--- BEGIN ---

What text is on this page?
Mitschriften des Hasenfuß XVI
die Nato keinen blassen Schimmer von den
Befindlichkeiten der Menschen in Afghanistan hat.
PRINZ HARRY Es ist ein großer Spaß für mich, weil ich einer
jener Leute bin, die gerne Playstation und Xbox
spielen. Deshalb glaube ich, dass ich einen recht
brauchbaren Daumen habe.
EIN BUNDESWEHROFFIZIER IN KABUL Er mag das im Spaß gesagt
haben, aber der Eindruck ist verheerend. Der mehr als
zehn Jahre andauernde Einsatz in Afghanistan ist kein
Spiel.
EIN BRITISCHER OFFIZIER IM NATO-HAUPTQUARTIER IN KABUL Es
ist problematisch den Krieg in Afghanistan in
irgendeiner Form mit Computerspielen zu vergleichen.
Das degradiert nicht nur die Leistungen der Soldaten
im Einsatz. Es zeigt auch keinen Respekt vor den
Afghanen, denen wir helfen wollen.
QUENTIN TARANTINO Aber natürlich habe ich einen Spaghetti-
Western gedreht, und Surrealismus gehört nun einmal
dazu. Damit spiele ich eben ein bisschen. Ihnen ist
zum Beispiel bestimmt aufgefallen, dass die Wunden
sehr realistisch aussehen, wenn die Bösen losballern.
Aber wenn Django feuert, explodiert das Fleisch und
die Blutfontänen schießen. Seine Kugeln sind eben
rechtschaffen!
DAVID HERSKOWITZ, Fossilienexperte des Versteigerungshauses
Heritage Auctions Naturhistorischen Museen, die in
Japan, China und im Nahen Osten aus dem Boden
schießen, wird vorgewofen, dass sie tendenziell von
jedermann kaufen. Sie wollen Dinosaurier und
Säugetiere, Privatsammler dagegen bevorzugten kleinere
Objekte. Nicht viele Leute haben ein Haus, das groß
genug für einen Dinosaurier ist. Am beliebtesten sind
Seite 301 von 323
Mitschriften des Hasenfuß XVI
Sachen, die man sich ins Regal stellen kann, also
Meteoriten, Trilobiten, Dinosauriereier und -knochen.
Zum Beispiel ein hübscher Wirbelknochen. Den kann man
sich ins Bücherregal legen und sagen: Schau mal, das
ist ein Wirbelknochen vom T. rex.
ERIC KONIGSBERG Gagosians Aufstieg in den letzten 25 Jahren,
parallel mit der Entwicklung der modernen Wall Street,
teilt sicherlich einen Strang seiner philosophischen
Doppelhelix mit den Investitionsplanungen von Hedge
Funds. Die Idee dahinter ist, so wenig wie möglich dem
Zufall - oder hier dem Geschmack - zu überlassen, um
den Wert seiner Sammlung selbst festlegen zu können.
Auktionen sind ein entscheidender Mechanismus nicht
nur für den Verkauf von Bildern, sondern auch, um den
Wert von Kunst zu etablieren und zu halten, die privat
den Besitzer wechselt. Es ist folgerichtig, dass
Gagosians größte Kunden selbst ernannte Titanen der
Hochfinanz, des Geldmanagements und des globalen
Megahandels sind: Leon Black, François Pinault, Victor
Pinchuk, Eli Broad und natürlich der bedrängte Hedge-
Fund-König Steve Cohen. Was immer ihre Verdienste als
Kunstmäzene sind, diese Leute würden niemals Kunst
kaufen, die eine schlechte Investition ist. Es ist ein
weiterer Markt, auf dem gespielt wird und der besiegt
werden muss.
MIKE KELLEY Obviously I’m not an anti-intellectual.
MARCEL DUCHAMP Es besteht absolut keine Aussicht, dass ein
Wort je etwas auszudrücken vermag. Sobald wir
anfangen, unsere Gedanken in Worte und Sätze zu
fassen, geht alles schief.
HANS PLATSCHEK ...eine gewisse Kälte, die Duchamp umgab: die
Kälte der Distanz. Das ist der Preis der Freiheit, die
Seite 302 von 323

--- END ---

→ Task directions
Return every record, word for word.

→ Task output
What text is on this page?
Mitschriften des Hasenfuß XVI
die Nato keinen blassen Schimmer von den
Befindlichkeiten der Menschen in Afghanistan hat.
PRINZ HARRY Es ist ein großer Spaß für mich, weil ich einer
jener Leute bin, die gerne Playstation und Xbox
spielen. Deshalb glaube ich, dass ich einen recht
brauchbaren Daumen habe.
EIN BUNDESWEHROFFIZIER IN KABUL Er mag das im Spaß gesagt
haben, aber der Eindruck ist verheerend. Der mehr als
zehn Jahre andauernde Einsatz in Afghanistan ist kein
Spiel.
EIN BRITISCHER OFFIZIER IM NATO-HAUPTQUARTIER IN KABUL Es
ist problematisch den Krieg in Afghanistan in
irgendeiner Form mit Computerspielen zu vergleichen.
Das degradiert nicht nur die Leistungen der Soldaten
im Einsatz. Es zeigt auch keinen Respekt vor den
Afghanen, denen wir helfen wollen.
QUENTIN TARANTINO Aber natürlich habe ich einen Spaghetti-
Western gedreht, und Surrealismus gehört nun einmal
dazu. Damit spiele ich eben ein bisschen. Ihnen ist
zum Beispiel bestimmt aufgefallen, dass die Wunden
sehr realistisch aussehen, wenn die Bösen losballern.
Aber wenn Django feuert, explodiert das Fleisch und
die Blutfontänen schießen. Seine Kugeln sind eben
rechtschaffen!
DAVID HERSKOWITZ, Fossilienexperte des Versteigerungshauses
Heritage Auctions Naturhistorischen Museen, die in
Japan, China und im Nahen Osten aus dem Boden
schießen, wird vorgewofen, dass sie tendenziell von
jedermann kaufen. Sie wollen Dinosaurier und
Säugetiere, Privatsammler dagegen bevorzugten kleinere
Objekte. Nicht viele Leute haben ein Haus, das groß
genug für einen Dinosaurier ist. Am beliebtesten sind
Seite 301 von 323
Mitschriften des Hasenfuß XVI
Sachen, die man sich ins Regal stellen kann, also
Meteoriten, Trilobiten, Dinosauriereier und -knochen.
Zum Beispiel ein hübscher Wirbelknochen. Den kann man
sich ins Bücherregal legen und sagen: Schau mal, das
ist ein Wirbelknochen vom T. rex.
ERIC KONIGSBERG Gagosians Aufstieg in den letzten 25 Jahren,
parallel mit der Entwicklung der modernen Wall Street,
teilt sicherlich einen Strang seiner philosophischen
Doppelhelix mit den Investitionsplanungen von Hedge
Funds. Die Idee dahinter ist, so wenig wie möglich dem
Zufall - oder hier dem Geschmack - zu überlassen, um
den Wert seiner Sammlung selbst festlegen zu können.
Auktionen sind ein entscheidender Mechanismus nicht
nur für den Verkauf von Bildern, sondern auch, um den
Wert von Kunst zu etablieren und zu halten, die privat
den Besitzer wechselt. Es ist folgerichtig, dass
Gagosians größte Kunden selbst ernannte Titanen der
Hochfinanz, des Geldmanagements und des globalen
Megahandels sind: Leon Black, François Pinault, Victor
Pinchuk, Eli Broad und natürlich der bedrängte Hedge-
Fund-König Steve Cohen. Was immer ihre Verdienste als
Kunstmäzene sind, diese Leute würden niemals Kunst
kaufen, die eine schlechte Investition ist. Es ist ein
weiterer Markt, auf dem gespielt wird und der besiegt
werden muss.
MIKE KELLEY Obviously I’m not an anti-intellectual.
MARCEL DUCHAMP Es besteht absolut keine Aussicht, dass ein
Wort je etwas auszudrücken vermag. Sobald wir
anfangen, unsere Gedanken in Worte und Sätze zu
fassen, geht alles schief.
HANS PLATSCHEK ...eine gewisse Kälte, die Duchamp umgab: die
Kälte der Distanz. Das ist der Preis der Freiheit, die
Seite 302 von 323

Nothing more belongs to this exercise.